Chasing ... Cutting

jbor jbor at bigpond.com
Sun Aug 27 18:35:37 CDT 2000



----------
monroe

> I tend to think that the novel is playing on all sorts of very real, very
> reasonable, very likely associations in re: Blicero, Pokler, von Braun,
Dornberger,
> and so forth.

Yes, Pudding, Mexico, P.M.S. Blackett, Melvin Purvis, too.

> I think it not unreasonable to consider Gravity's Rainbow in light of
> Dr. Strangelove, or ..., even.

Or even the actual films and film directors referred to in the text: King
Kong, Der Mabuse, other German expressionist films, Lang, Bergman ...

> Again, the ironies involved in that von Braun
> epigraph alone ...

◆ **WRITTEN INSTRUCTION 1**: In the entries, reproduce the lines from the one containing "zoom-control [508, 113, 555, 211]" through the one containing "scroll-thumb[interactable] [483, 292, 493, 338]".
◆ **WRITTEN INSTRUCTION 2**: Keep writing the mailing-list reply about Gravity's Rainbow, picking up after its last line.
The text and the entries are unrelated material.

◆ **SUPPLIED MATERIAL**:

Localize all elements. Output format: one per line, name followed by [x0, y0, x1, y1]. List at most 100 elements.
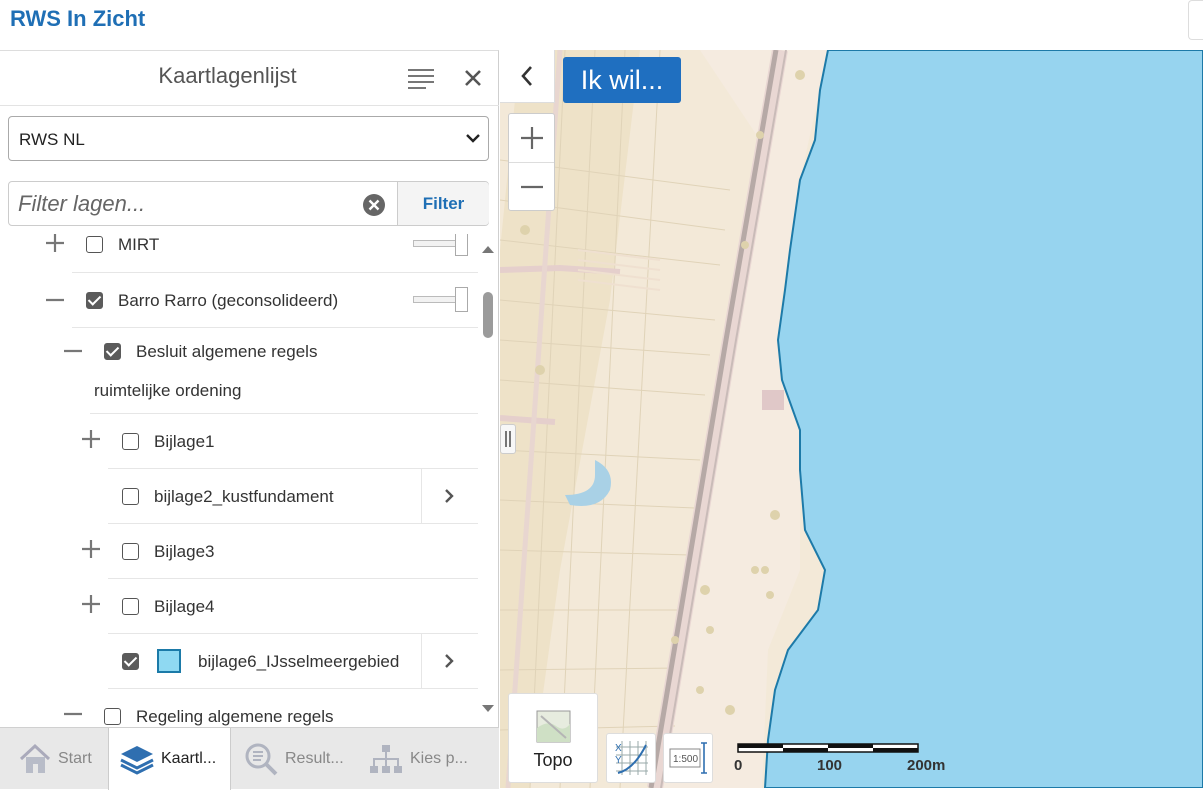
zoom-control [508, 113, 555, 211]
layer-label: bijlage6_IJsselmeergebied [198, 652, 400, 671]
layer-label: Bijlage1 [154, 432, 215, 451]
tab-label: Kaartl... [161, 750, 217, 767]
scroll-thumb[interactable] [483, 292, 493, 338]
filter-input[interactable] [9, 182, 397, 225]
app-title[interactable]: RWS In Zicht [10, 6, 145, 32]
grip-icon [505, 431, 511, 447]
svg-text:Y: Y [615, 755, 622, 766]
chevron-right-icon [445, 654, 454, 668]
scale-label-0: 0 [734, 757, 743, 774]
layer-checkbox[interactable] [104, 708, 121, 725]
expand-plus-icon[interactable] [44, 234, 66, 254]
scale-tool-button[interactable]: 1:500 [663, 733, 713, 783]
layer-checkbox[interactable] [122, 433, 139, 450]
tree-row-mirt[interactable]: MIRT [46, 234, 478, 273]
ik-wil-button[interactable]: Ik wil... [563, 57, 681, 103]
collapse-minus-icon[interactable] [44, 289, 66, 311]
scale-bar-graphic [737, 743, 919, 753]
tree-row-regeling[interactable]: Regeling algemene regels [64, 689, 478, 728]
tab-results[interactable]: Result... [243, 728, 361, 790]
list-icon [408, 69, 434, 89]
app-header: RWS In Zicht [0, 0, 1203, 50]
tab-label: Kies p... [410, 750, 468, 767]
filter-button[interactable]: Filter [397, 182, 489, 225]
sitemap-icon [370, 745, 402, 773]
scale-label-200: 200m [907, 757, 946, 774]
chevron-down-icon [466, 134, 480, 143]
basemap-label: Topo [533, 750, 573, 770]
panel-resize-handle[interactable] [500, 424, 516, 454]
svg-text:X: X [615, 743, 622, 754]
layer-label: Besluit algemene regels [136, 342, 318, 361]
close-panel-button[interactable] [458, 63, 488, 93]
panel-header: Kaartlagenlijst [0, 51, 499, 106]
tree-row-bijlage2[interactable]: bijlage2_kustfundament [108, 469, 478, 524]
zoom-in-button[interactable] [509, 114, 554, 162]
filter-box: Filter [8, 181, 489, 226]
layers-icon [120, 746, 154, 775]
layer-label: Regeling algemene regels [136, 707, 334, 726]
layer-label: MIRT [118, 235, 160, 254]
scroll-up-icon[interactable] [481, 244, 495, 254]
service-dropdown-value: RWS NL [19, 130, 85, 149]
clear-filter-icon[interactable] [362, 193, 386, 217]
tree-row-bijlage4[interactable]: Bijlage4 [82, 579, 478, 634]
map-canvas [500, 50, 1203, 788]
layer-checkbox[interactable] [122, 598, 139, 615]
layer-label-continued: ruimtelijke ordening [94, 381, 242, 400]
header-right-control[interactable] [1188, 0, 1203, 40]
home-icon [19, 743, 51, 773]
layer-label: Bijlage3 [154, 542, 215, 561]
layer-list-panel: Kaartlagenlijst RWS NL Filter lagen... F… [0, 50, 499, 790]
tab-kies[interactable]: Kies p... [368, 728, 483, 790]
expand-plus-icon[interactable] [80, 593, 102, 615]
layer-checkbox[interactable] [86, 292, 103, 309]
layer-details-button[interactable] [421, 469, 476, 523]
coordinates-tool-button[interactable]: X Y [606, 733, 656, 783]
tab-label: Start [58, 750, 92, 767]
chevron-left-icon [521, 66, 532, 86]
layer-checkbox[interactable] [104, 343, 121, 360]
tab-label: Result... [285, 750, 344, 767]
list-options-button[interactable] [404, 63, 438, 93]
layer-checkbox[interactable] [86, 236, 103, 253]
opacity-slider[interactable] [413, 287, 469, 313]
layer-label: bijlage2_kustfundament [154, 487, 334, 506]
layer-label: Barro Rarro (geconsolideerd) [118, 291, 339, 310]
tree-row-bijlage1[interactable]: Bijlage1 [82, 414, 478, 469]
xy-grid-icon: X Y [615, 741, 648, 775]
zoom-out-button[interactable] [509, 163, 554, 211]
tree-row-besluit[interactable]: Besluit algemene regels ruimtelijke orde… [64, 328, 478, 414]
collapse-minus-icon[interactable] [62, 340, 84, 362]
minus-icon [520, 185, 543, 189]
service-dropdown[interactable]: RWS NL [8, 116, 489, 161]
tree-row-bijlage3[interactable]: Bijlage3 [82, 524, 478, 579]
map-view[interactable] [500, 50, 1203, 788]
collapse-minus-icon[interactable] [62, 703, 84, 725]
basemap-thumbnail-icon [536, 710, 571, 743]
layer-checkbox[interactable] [122, 488, 139, 505]
tab-start[interactable]: Start [18, 728, 108, 790]
plus-icon [520, 127, 543, 149]
layer-details-button[interactable] [421, 634, 476, 688]
bottom-tab-bar: Start Kaartl... Result... Kies p... [0, 727, 499, 790]
results-icon [245, 743, 278, 776]
legend-swatch [157, 649, 181, 673]
layer-checkbox[interactable] [122, 653, 139, 670]
layer-checkbox[interactable] [122, 543, 139, 560]
scale-label-100: 100 [817, 757, 843, 774]
collapse-panel-button[interactable] [500, 50, 555, 103]
tab-kaartlagen[interactable]: Kaartl... [108, 728, 231, 790]
tree-scrollbar[interactable] [478, 234, 498, 728]
layer-label: Bijlage4 [154, 597, 215, 616]
expand-plus-icon[interactable] [80, 428, 102, 450]
opacity-slider[interactable] [413, 234, 469, 257]
tree-row-barro[interactable]: Barro Rarro (geconsolideerd) [46, 273, 478, 328]
expand-plus-icon[interactable] [80, 538, 102, 560]
basemap-button[interactable]: Topo [508, 693, 598, 783]
tree-row-bijlage6[interactable]: bijlage6_IJsselmeergebied [108, 634, 478, 689]
layer-tree: MIRT Barro Rarro (geconsolideerd) Beslui… [0, 234, 478, 728]
scroll-down-icon[interactable] [481, 704, 495, 714]
scale-tool-label: 1:500 [673, 754, 698, 765]
panel-title: Kaartlagenlijst [158, 63, 297, 88]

◆ **TASK OUTPUT 1**:
zoom-control [508, 113, 555, 211]
layer-label: bijlage6_IJsselmeergebied [198, 652, 400, 671]
layer-label: Bijlage1 [154, 432, 215, 451]
tab-label: Kaartl... [161, 750, 217, 767]
scroll-thumb[interactable] [483, 292, 493, 338]

◆ **TASK OUTPUT 2**:
Indeed. It is ironic because the epigraph seems to affirm a way we might
want to read the novel, and life. So we (some, anyway) find ourselves
continually lurching after evidence to condemn the man in spite of this
seemingly simple statement of faith. Reminds me a little of Charles Darwin,
who was a regular churchgoer I'm told.

snip
> ... but an "attempt" to "foreclose" a "reading," "vigorous" or otherwise?
Heyyy,
> that's MY trick, pal

Der.

>  more like anxious for you to get to yr presumed
> Point, is all.  Me, I'm just beginning to work this out on screen, is all, but
you
> seem to have come Prepared.

All sorts of negative insinuations in this. Can't quite understand why.

> 'Cept all we get are hints, Hints, maybe, even, and the
> only way I can seem to elicit any more is by asking-to-provoking, is all.

(Love the presumption of consensus in that "we".) I'd be happy to try to
answer a specific question, if you have one.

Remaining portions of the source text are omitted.